TASK BRIEF
Search the records below for the word "Liked". Pull out each line that has it.

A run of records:
★ ★ ★

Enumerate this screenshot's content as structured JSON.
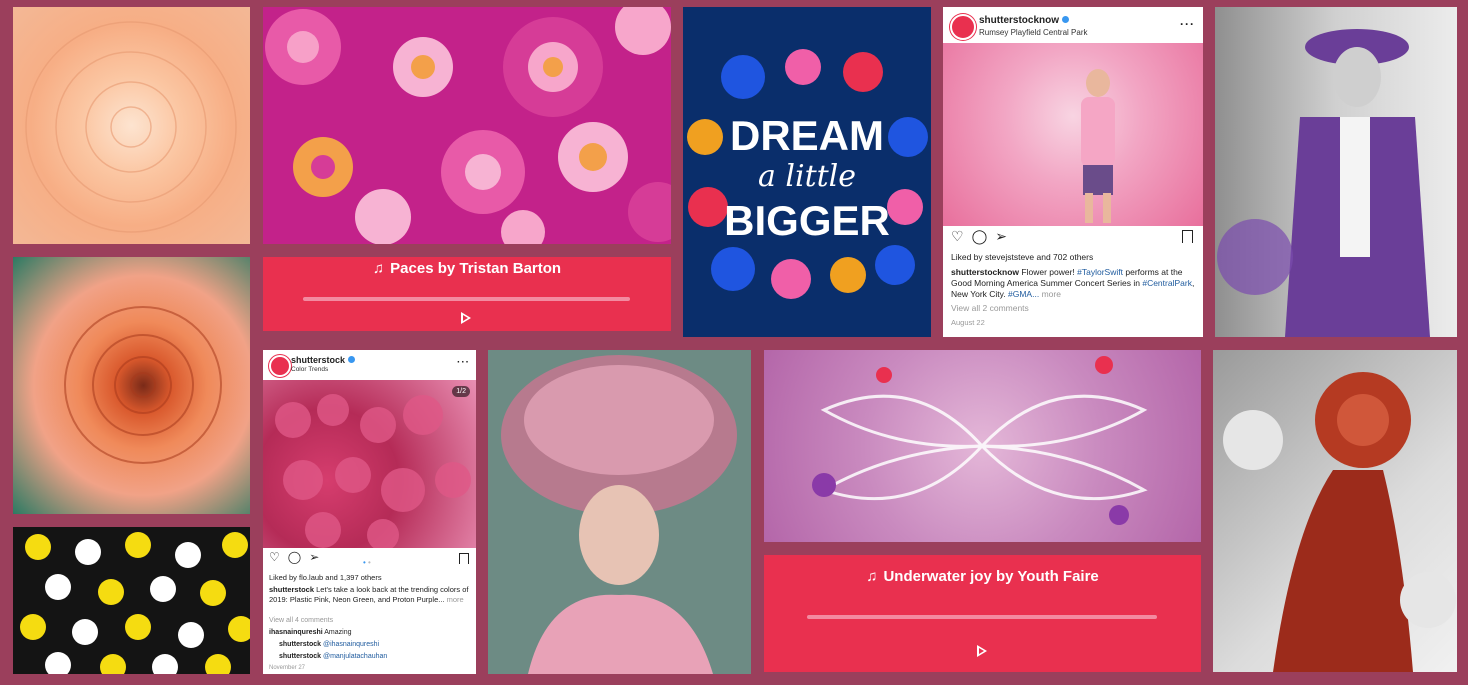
{
  "colors": {
    "background": "#9b3f5c",
    "player": "#e9304f",
    "track": "#f38aa0"
  },
  "players": [
    {
      "title": "Paces by Tristan Barton",
      "icon": "music-note-icon",
      "play_icon": "play-icon"
    },
    {
      "title": "Underwater joy by Youth Faire",
      "icon": "music-note-icon",
      "play_icon": "play-icon"
    }
  ],
  "dream_card": {
    "line1": "DREAM",
    "line2": "a little",
    "line3": "BIGGER"
  },
  "post_taylor": {
    "username": "shutterstocknow",
    "location": "Rumsey Playfield Central Park",
    "liked_by": "Liked by stevejststeve and 702 others",
    "caption_user": "shutterstocknow",
    "caption_1": "Flower power!",
    "caption_tag1": "#TaylorSwift",
    "caption_2": "performs at the Good Morning America Summer Concert Series in",
    "caption_tag2": "#CentralPark",
    "caption_3": ", New York City.",
    "caption_tag3": "#GMA...",
    "more": "more",
    "view_comments": "View all 2 comments",
    "date": "August 22"
  },
  "post_roses": {
    "username": "shutterstock",
    "location": "Color Trends",
    "counter": "1/2",
    "liked_by": "Liked by flo.laub and 1,397 others",
    "caption_user": "shutterstock",
    "caption": "Let's take a look back at the trending colors of 2019: Plastic Pink, Neon Green, and Proton Purple...",
    "more": "more",
    "view_comments": "View all 4 comments",
    "comment1_user": "ihasnainqureshi",
    "comment1": "Amazing",
    "comment2_user": "shutterstock",
    "comment2": "@ihasnainqureshi",
    "comment3_user": "shutterstock",
    "comment3": "@manjulatachauhan",
    "date": "November 27"
  }
}
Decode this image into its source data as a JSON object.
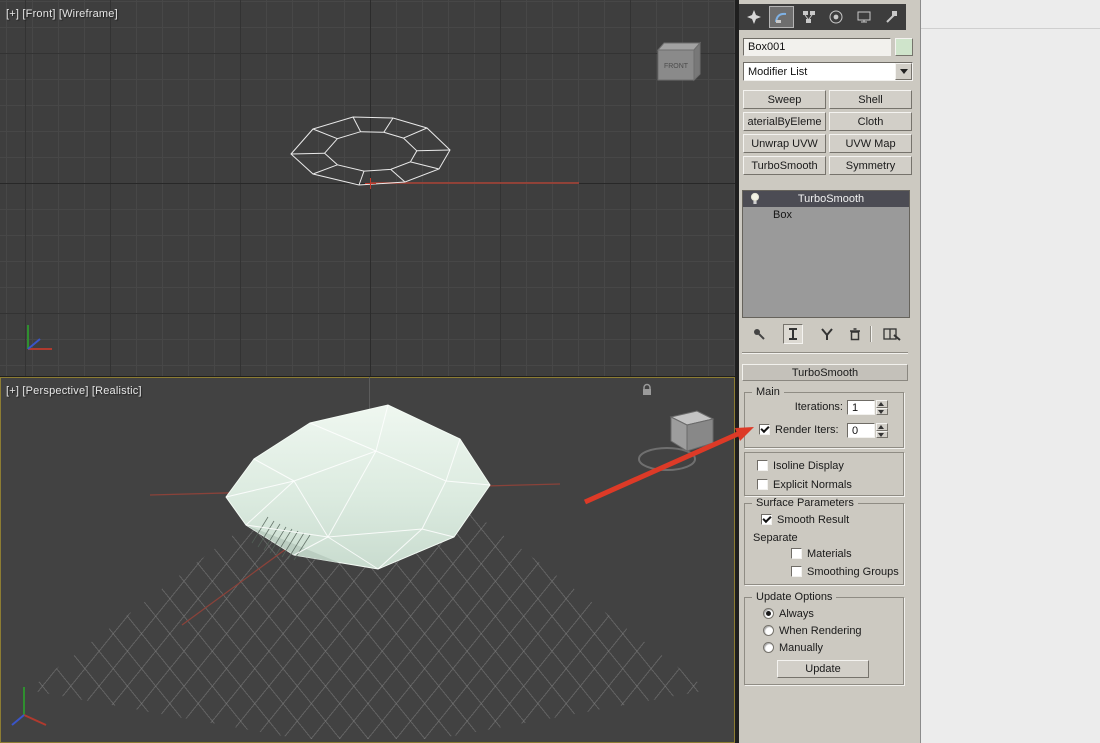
{
  "viewports": {
    "front": {
      "label": "[+] [Front] [Wireframe]",
      "viewcube_label": "FRONT"
    },
    "perspective": {
      "label": "[+] [Perspective] [Realistic]"
    }
  },
  "panel": {
    "object_name": "Box001",
    "modifier_list": "Modifier List",
    "modifier_buttons": [
      "Sweep",
      "Shell",
      "aterialByEleme",
      "Cloth",
      "Unwrap UVW",
      "UVW Map",
      "TurboSmooth",
      "Symmetry"
    ],
    "stack_items": [
      "TurboSmooth",
      "Box"
    ],
    "rollout_title": "TurboSmooth",
    "main_group": {
      "legend": "Main",
      "iterations_label": "Iterations:",
      "iterations_value": "1",
      "render_iters_label": "Render Iters:",
      "render_iters_value": "0",
      "render_iters_checked": true
    },
    "display_group": {
      "isoline_label": "Isoline Display",
      "isoline_checked": false,
      "explicit_label": "Explicit Normals",
      "explicit_checked": false
    },
    "surface_group": {
      "legend": "Surface Parameters",
      "smooth_result": "Smooth Result",
      "smooth_result_checked": true,
      "separate": "Separate",
      "materials": "Materials",
      "materials_checked": false,
      "smoothing_groups": "Smoothing Groups",
      "smoothing_groups_checked": false
    },
    "update_group": {
      "legend": "Update Options",
      "options": [
        "Always",
        "When Rendering",
        "Manually"
      ],
      "selected_option": "Always",
      "update_button": "Update"
    }
  },
  "icons": {
    "tabs": [
      "create",
      "modify",
      "hierarchy",
      "motion",
      "display",
      "utilities"
    ],
    "active_tab": "modify",
    "stack_tools": [
      "pin-stack",
      "show-end-result",
      "make-unique",
      "remove-modifier",
      "configure-modifier-sets"
    ],
    "stack_item_icon": "lightbulb",
    "dropdown": "chevron-down"
  },
  "colors": {
    "annotation_arrow": "#dd3a27",
    "object_color_swatch": "#cfe4cb",
    "viewport_background": "#3e3e3e",
    "panel_background": "#ccc9c1",
    "stack_selected": "#4c4c54",
    "object_fill": "#dcebe0",
    "active_viewport_border": "#8d7d33"
  }
}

★ ★ ★

TASK RESPONSE
    "liked_by": "Liked by stevejststeve and 702 others",
    "liked_by": "Liked by flo.laub and 1,397 others",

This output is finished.